Collected data entries
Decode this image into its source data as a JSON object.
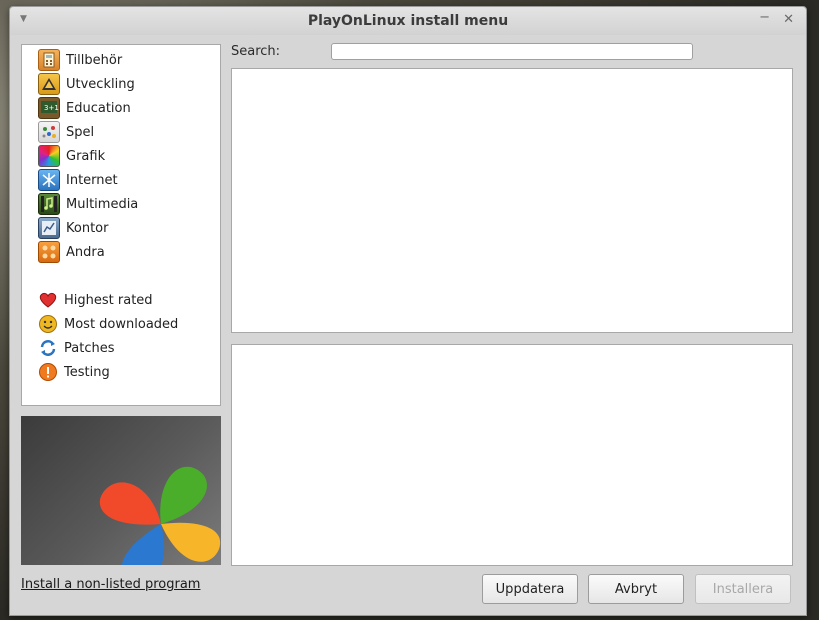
{
  "window": {
    "title": "PlayOnLinux install menu"
  },
  "search": {
    "label": "Search:",
    "value": "",
    "placeholder": ""
  },
  "categories": [
    {
      "label": "Tillbehör",
      "icon": "calculator-icon"
    },
    {
      "label": "Utveckling",
      "icon": "development-icon"
    },
    {
      "label": "Education",
      "icon": "chalkboard-icon"
    },
    {
      "label": "Spel",
      "icon": "gamepad-icon"
    },
    {
      "label": "Grafik",
      "icon": "color-palette-icon"
    },
    {
      "label": "Internet",
      "icon": "globe-icon"
    },
    {
      "label": "Multimedia",
      "icon": "music-note-icon"
    },
    {
      "label": "Kontor",
      "icon": "office-chart-icon"
    },
    {
      "label": "Andra",
      "icon": "misc-icon"
    }
  ],
  "filters": [
    {
      "label": "Highest rated",
      "icon": "heart-icon"
    },
    {
      "label": "Most downloaded",
      "icon": "smiley-icon"
    },
    {
      "label": "Patches",
      "icon": "refresh-icon"
    },
    {
      "label": "Testing",
      "icon": "warning-icon"
    }
  ],
  "link": {
    "label": "Install a non-listed program"
  },
  "buttons": {
    "update": "Uppdatera",
    "cancel": "Avbryt",
    "install": "Installera"
  },
  "colors": {
    "clover_red": "#f04a2a",
    "clover_green": "#4aae2a",
    "clover_yellow": "#f7b52a",
    "clover_blue": "#2a78d0"
  }
}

WHAT THIS TASK INVOLVES: Copy the whole listing above word for word but do not carry over the pictures.

OUTPUT:
Decode this image into its source data as a JSON object.
{
  "window": {
    "title": "PlayOnLinux install menu"
  },
  "search": {
    "label": "Search:",
    "value": "",
    "placeholder": ""
  },
  "categories": [
    {
      "label": "Tillbehör",
      "icon": "calculator-icon"
    },
    {
      "label": "Utveckling",
      "icon": "development-icon"
    },
    {
      "label": "Education",
      "icon": "chalkboard-icon"
    },
    {
      "label": "Spel",
      "icon": "gamepad-icon"
    },
    {
      "label": "Grafik",
      "icon": "color-palette-icon"
    },
    {
      "label": "Internet",
      "icon": "globe-icon"
    },
    {
      "label": "Multimedia",
      "icon": "music-note-icon"
    },
    {
      "label": "Kontor",
      "icon": "office-chart-icon"
    },
    {
      "label": "Andra",
      "icon": "misc-icon"
    }
  ],
  "filters": [
    {
      "label": "Highest rated",
      "icon": "heart-icon"
    },
    {
      "label": "Most downloaded",
      "icon": "smiley-icon"
    },
    {
      "label": "Patches",
      "icon": "refresh-icon"
    },
    {
      "label": "Testing",
      "icon": "warning-icon"
    }
  ],
  "link": {
    "label": "Install a non-listed program"
  },
  "buttons": {
    "update": "Uppdatera",
    "cancel": "Avbryt",
    "install": "Installera"
  },
  "colors": {
    "clover_red": "#f04a2a",
    "clover_green": "#4aae2a",
    "clover_yellow": "#f7b52a",
    "clover_blue": "#2a78d0"
  }
}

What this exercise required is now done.